▶ [YOUR TASK] Can you write out all of the material below, word for word?

Start

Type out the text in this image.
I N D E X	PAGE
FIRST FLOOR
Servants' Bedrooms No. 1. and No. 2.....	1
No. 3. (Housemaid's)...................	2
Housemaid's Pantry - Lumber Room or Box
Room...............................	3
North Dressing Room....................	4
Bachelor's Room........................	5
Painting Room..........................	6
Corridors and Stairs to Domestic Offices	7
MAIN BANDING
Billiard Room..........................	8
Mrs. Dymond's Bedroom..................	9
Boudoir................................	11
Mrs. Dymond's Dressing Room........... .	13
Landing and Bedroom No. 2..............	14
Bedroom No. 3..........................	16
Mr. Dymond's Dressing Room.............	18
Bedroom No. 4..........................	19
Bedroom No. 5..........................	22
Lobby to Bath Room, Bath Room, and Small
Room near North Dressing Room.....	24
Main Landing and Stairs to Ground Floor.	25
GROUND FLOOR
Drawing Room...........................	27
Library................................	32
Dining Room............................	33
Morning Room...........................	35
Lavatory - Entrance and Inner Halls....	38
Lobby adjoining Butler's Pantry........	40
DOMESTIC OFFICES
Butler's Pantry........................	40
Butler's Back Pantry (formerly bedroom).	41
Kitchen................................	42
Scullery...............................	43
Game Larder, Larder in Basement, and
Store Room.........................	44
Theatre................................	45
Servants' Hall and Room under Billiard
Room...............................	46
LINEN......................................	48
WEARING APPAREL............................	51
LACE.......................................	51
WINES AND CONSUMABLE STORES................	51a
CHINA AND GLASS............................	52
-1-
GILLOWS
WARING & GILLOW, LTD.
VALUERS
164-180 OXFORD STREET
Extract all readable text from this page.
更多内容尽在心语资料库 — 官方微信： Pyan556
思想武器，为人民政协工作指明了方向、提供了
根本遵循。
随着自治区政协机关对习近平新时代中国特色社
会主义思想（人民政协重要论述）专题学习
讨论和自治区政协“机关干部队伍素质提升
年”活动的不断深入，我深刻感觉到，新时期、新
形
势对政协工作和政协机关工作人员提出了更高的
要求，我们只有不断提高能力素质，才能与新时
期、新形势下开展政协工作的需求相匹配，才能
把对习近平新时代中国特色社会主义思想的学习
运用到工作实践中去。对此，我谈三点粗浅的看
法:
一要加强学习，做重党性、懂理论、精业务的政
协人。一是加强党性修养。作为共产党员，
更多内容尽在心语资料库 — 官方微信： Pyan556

End

▶ [RESULT OF THE EXERCISE]
Type out the text in this image.
I N D E X	PAGE
FIRST FLOOR
Servants' Bedrooms No. 1. and No. 2.....	1
No. 3. (Housemaid's)...................	2
Housemaid's Pantry - Lumber Room or Box
Room...............................	3
North Dressing Room....................	4
Bachelor's Room........................	5
Painting Room..........................	6
Corridors and Stairs to Domestic Offices	7
MAIN BANDING
Billiard Room..........................	8
Mrs. Dymond's Bedroom..................	9
Boudoir................................	11
Mrs. Dymond's Dressing Room........... .	13
Landing and Bedroom No. 2..............	14
Bedroom No. 3..........................	16
Mr. Dymond's Dressing Room.............	18
Bedroom No. 4..........................	19
Bedroom No. 5..........................	22
Lobby to Bath Room, Bath Room, and Small
Room near North Dressing Room.....	24
Main Landing and Stairs to Ground Floor.	25
GROUND FLOOR
Drawing Room...........................	27
Library................................	32
Dining Room............................	33
Morning Room...........................	35
Lavatory - Entrance and Inner Halls....	38
Lobby adjoining Butler's Pantry........	40
DOMESTIC OFFICES
Butler's Pantry........................	40
Butler's Back Pantry (formerly bedroom).	41
Kitchen................................	42
Scullery...............................	43
Game Larder, Larder in Basement, and
Store Room.........................	44
Theatre................................	45
Servants' Hall and Room under Billiard
Room...............................	46
LINEN......................................	48
WEARING APPAREL............................	51
LACE.......................................	51
WINES AND CONSUMABLE STORES................	51a
CHINA AND GLASS............................	52
-1-
GILLOWS
WARING & GILLOW, LTD.
VALUERS
164-180 OXFORD STREET
Extract all readable text from this page.
更多内容尽在心语资料库 — 官方微信： Pyan556
思想武器，为人民政协工作指明了方向、提供了
根本遵循。
随着自治区政协机关对习近平新时代中国特色社
会主义思想（人民政协重要论述）专题学习
讨论和自治区政协“机关干部队伍素质提升
年”活动的不断深入，我深刻感觉到，新时期、新
形
势对政协工作和政协机关工作人员提出了更高的
要求，我们只有不断提高能力素质，才能与新时
期、新形势下开展政协工作的需求相匹配，才能
把对习近平新时代中国特色社会主义思想的学习
运用到工作实践中去。对此，我谈三点粗浅的看
法:
一要加强学习，做重党性、懂理论、精业务的政
协人。一是加强党性修养。作为共产党员，
更多内容尽在心语资料库 — 官方微信： Pyan556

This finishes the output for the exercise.